Problem to work on:
Each entry below is to be extracted exactly.

### Input material

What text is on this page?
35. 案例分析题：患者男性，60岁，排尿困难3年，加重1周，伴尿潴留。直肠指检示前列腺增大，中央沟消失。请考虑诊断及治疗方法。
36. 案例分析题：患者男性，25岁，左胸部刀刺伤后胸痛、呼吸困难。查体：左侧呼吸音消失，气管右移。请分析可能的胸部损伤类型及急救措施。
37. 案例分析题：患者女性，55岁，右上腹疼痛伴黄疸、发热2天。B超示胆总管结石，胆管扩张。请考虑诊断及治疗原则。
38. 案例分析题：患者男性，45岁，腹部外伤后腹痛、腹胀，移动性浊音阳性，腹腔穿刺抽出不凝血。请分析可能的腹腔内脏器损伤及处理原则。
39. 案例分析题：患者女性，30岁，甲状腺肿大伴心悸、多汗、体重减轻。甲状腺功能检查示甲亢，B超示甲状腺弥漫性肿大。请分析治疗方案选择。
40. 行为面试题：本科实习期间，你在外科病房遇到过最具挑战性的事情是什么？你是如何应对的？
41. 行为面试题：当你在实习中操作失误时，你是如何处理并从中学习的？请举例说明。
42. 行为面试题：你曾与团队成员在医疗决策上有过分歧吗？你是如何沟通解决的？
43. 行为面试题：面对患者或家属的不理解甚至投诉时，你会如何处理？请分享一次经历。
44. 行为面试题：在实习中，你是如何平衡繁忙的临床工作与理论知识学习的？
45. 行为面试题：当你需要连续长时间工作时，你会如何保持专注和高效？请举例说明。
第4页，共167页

######

Task output:
What text is on this page?
35. 案例分析题：患者男性，60岁，排尿困难3年，加重1周，伴尿潴留。直肠指检示前列腺增大，中央沟消失。请考虑诊断及治疗方法。
36. 案例分析题：患者男性，25岁，左胸部刀刺伤后胸痛、呼吸困难。查体：左侧呼吸音消失，气管右移。请分析可能的胸部损伤类型及急救措施。
37. 案例分析题：患者女性，55岁，右上腹疼痛伴黄疸、发热2天。B超示胆总管结石，胆管扩张。请考虑诊断及治疗原则。
38. 案例分析题：患者男性，45岁，腹部外伤后腹痛、腹胀，移动性浊音阳性，腹腔穿刺抽出不凝血。请分析可能的腹腔内脏器损伤及处理原则。
39. 案例分析题：患者女性，30岁，甲状腺肿大伴心悸、多汗、体重减轻。甲状腺功能检查示甲亢，B超示甲状腺弥漫性肿大。请分析治疗方案选择。
40. 行为面试题：本科实习期间，你在外科病房遇到过最具挑战性的事情是什么？你是如何应对的？
41. 行为面试题：当你在实习中操作失误时，你是如何处理并从中学习的？请举例说明。
42. 行为面试题：你曾与团队成员在医疗决策上有过分歧吗？你是如何沟通解决的？
43. 行为面试题：面对患者或家属的不理解甚至投诉时，你会如何处理？请分享一次经历。
44. 行为面试题：在实习中，你是如何平衡繁忙的临床工作与理论知识学习的？
45. 行为面试题：当你需要连续长时间工作时，你会如何保持专注和高效？请举例说明。
第4页，共167页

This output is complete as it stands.